- **DIRECTIONS FOR THIS TASK**
Copy out every record precisely.

- **SUPPLIED INFORMATION**
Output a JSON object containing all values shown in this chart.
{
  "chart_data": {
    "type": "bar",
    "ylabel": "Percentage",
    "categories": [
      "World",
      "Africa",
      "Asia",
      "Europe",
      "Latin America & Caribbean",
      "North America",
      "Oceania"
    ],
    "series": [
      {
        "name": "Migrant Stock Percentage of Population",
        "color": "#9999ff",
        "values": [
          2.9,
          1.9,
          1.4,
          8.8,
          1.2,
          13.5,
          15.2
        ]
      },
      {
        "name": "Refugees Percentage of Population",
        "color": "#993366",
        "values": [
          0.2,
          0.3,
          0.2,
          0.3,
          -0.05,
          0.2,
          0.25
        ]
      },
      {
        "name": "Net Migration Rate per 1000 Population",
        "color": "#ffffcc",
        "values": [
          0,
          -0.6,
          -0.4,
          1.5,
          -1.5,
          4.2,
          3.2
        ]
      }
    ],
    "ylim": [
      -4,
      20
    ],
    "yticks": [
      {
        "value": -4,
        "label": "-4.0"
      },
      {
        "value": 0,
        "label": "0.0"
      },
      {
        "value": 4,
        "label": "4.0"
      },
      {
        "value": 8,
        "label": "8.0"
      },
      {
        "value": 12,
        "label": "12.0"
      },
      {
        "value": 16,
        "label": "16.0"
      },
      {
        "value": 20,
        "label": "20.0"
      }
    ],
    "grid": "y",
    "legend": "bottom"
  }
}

- **CORRECT RESULT**
Output a JSON object containing all values shown in this chart.
{
  "chart_data": {
    "type": "bar",
    "ylabel": "Percentage",
    "categories": [
      "World",
      "Africa",
      "Asia",
      "Europe",
      "Latin America & Caribbean",
      "North America",
      "Oceania"
    ],
    "series": [
      {
        "name": "Migrant Stock Percentage of Population",
        "color": "#9999ff",
        "values": [
          2.9,
          1.9,
          1.4,
          8.8,
          1.2,
          13.5,
          15.2
        ]
      },
      {
        "name": "Refugees Percentage of Population",
        "color": "#993366",
        "values": [
          0.2,
          0.3,
          0.2,
          0.3,
          -0.05,
          0.2,
          0.25
        ]
      },
      {
        "name": "Net Migration Rate per 1000 Population",
        "color": "#ffffcc",
        "values": [
          0,
          -0.6,
          -0.4,
          1.5,
          -1.5,
          4.2,
          3.2
        ]
      }
    ],
    "ylim": [
      -4,
      20
    ],
    "yticks": [
      {
        "value": -4,
        "label": "-4.0"
      },
      {
        "value": 0,
        "label": "0.0"
      },
      {
        "value": 4,
        "label": "4.0"
      },
      {
        "value": 8,
        "label": "8.0"
      },
      {
        "value": 12,
        "label": "12.0"
      },
      {
        "value": 16,
        "label": "16.0"
      },
      {
        "value": 20,
        "label": "20.0"
      }
    ],
    "grid": "y",
    "legend": "bottom"
  }
}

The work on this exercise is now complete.